** EXTRAIT CITÉ **
○ ○ ○
Ela Minus : « Je fais de la musique pour exister »

Après un premier album très prometteur, Ela Minus en livre la continuité dans un nouvel opus nommé DIA qui voit le jour en ce début 2025. Après acts of rebellion, elle continue de mettre ses valeurs et combats en avant dans une musique électronique puissante et immersive. C’est de tout cela qu’on a parlé avec elle, au fil d’une discussion dont on vous fait part dès maintenant.

ENGLISH BELOW

LFB : Cela fait quatre ans depuis ton dernier album. Comment te sens-tu en avant cette nouvelle sortie ?

Ela Minus : Je suis excitée. Cela fait un moment maintenant qu’il est prêt. Ça me parait un peu irréel que cette partie de ma vie puisse enfin exister auprès des gens. Mais c’est chouette, j’ai hâte.

LFB : La promotion, c’est important pour toi ? De parler de la sortie, du processus de création, etc.

Ela Minus : Je ne sais pas si c’est important pour moi mais ça l’est pour le public (rires).

LFB : Pour comprendre ta musique ? Aimes-tu en parler ? Je sais que ça peut être difficile pour certain.e.s artistes de mettre des mots sur leur musique.
○ ○ ○
** DONNÉES SOURCES **
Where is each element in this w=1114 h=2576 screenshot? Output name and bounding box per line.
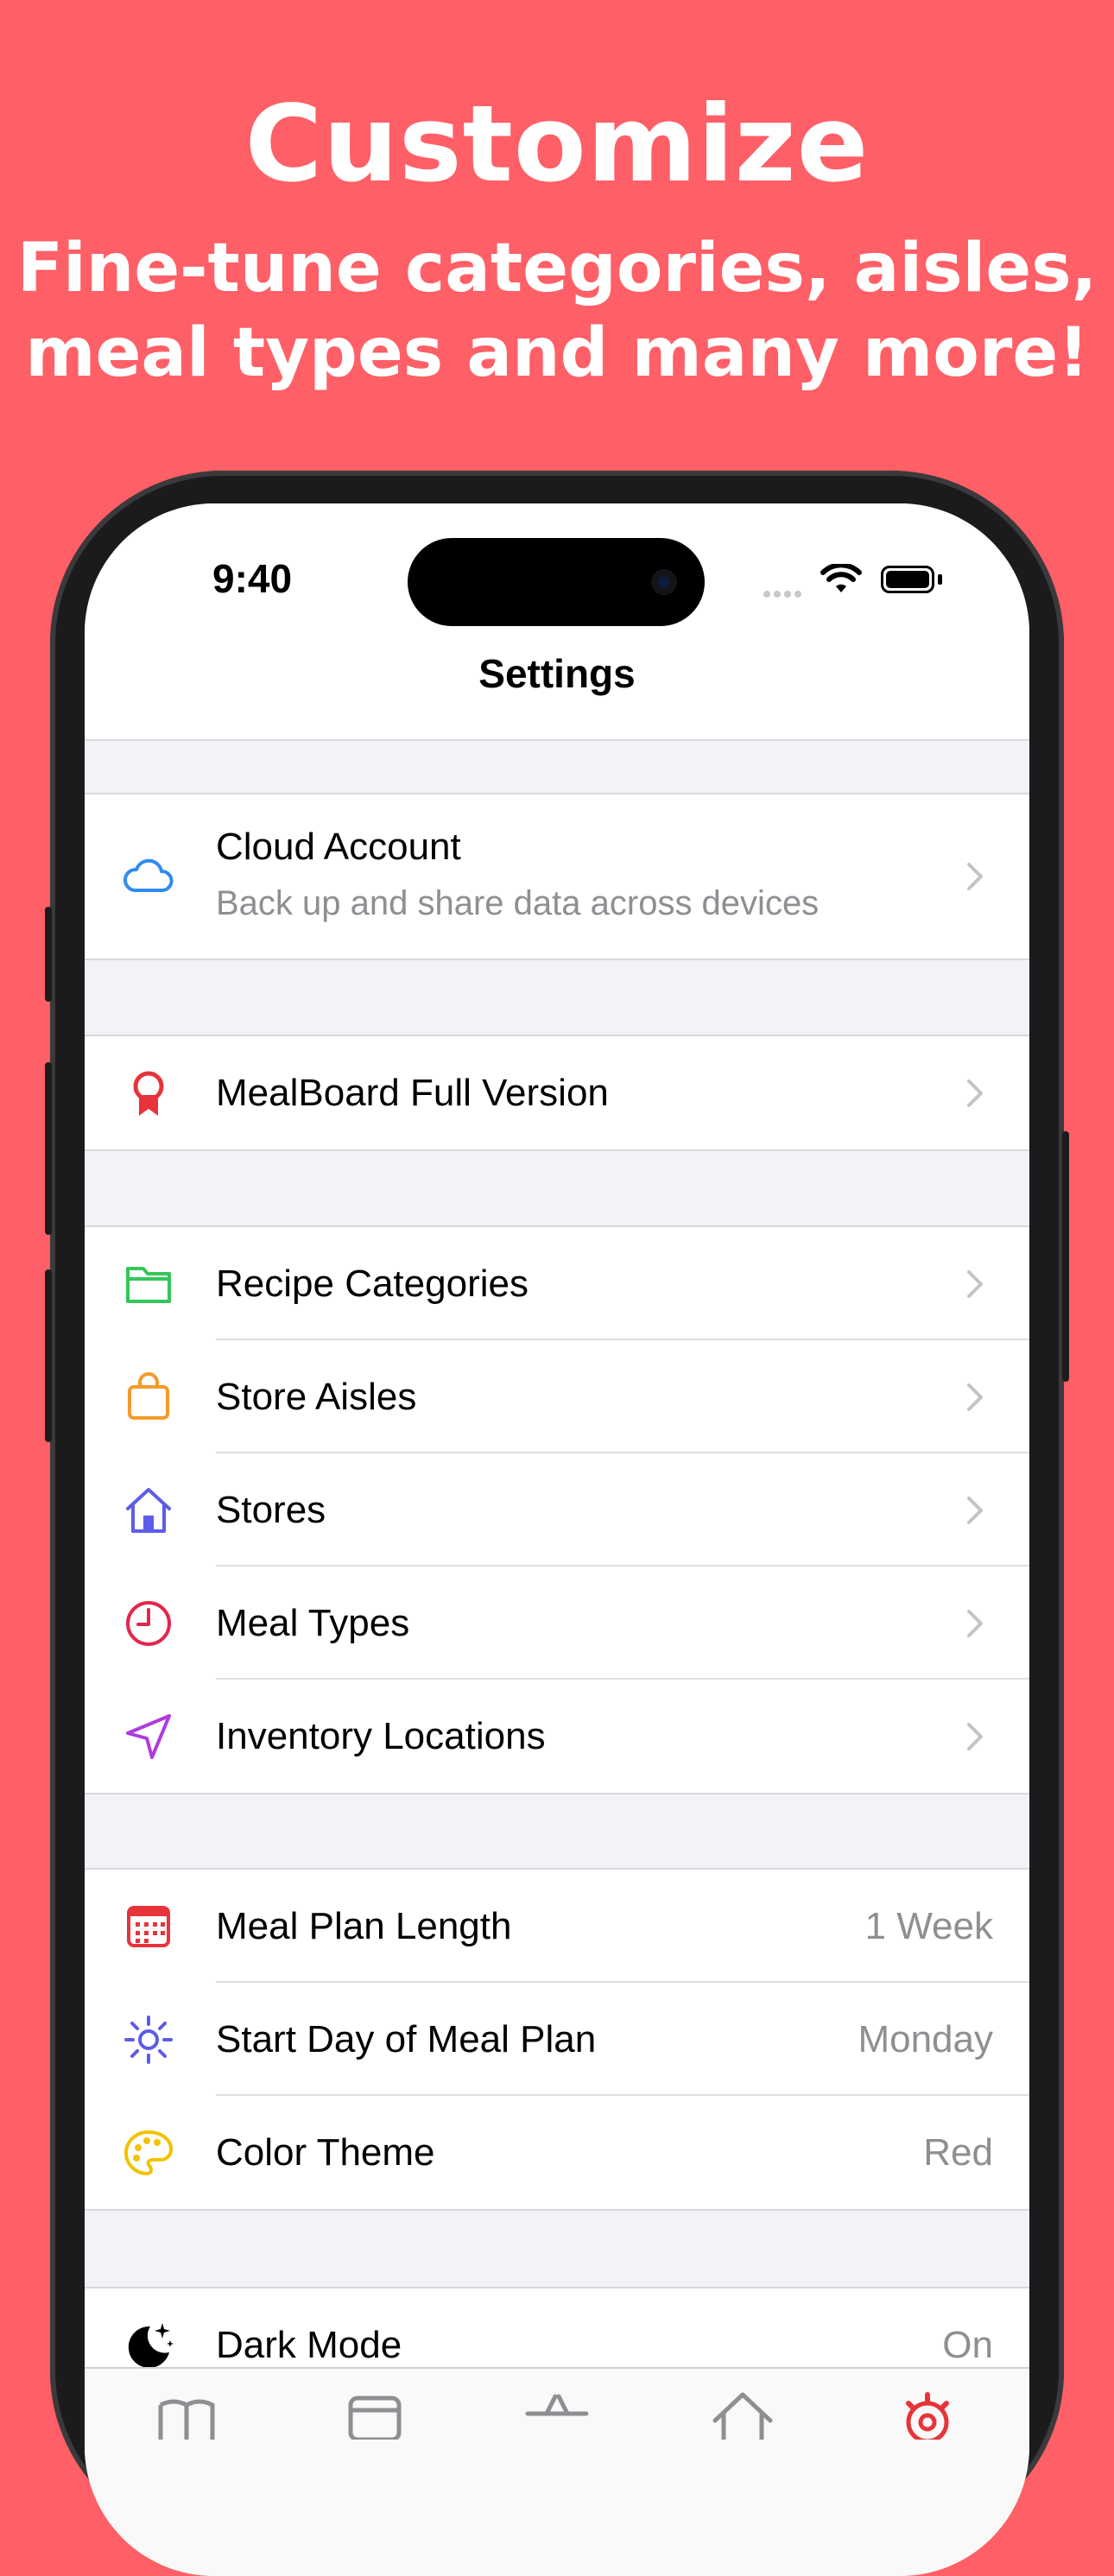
○ ○ ○
** CONSIGNE **
Dans l'entretien avec Ela Minus, quel est le nom du nouvel album paru début 2025 ? Ce matériau n'a aucun rapport avec l'entretien.

** RÉPONSE COMPLÈTE **
DIA.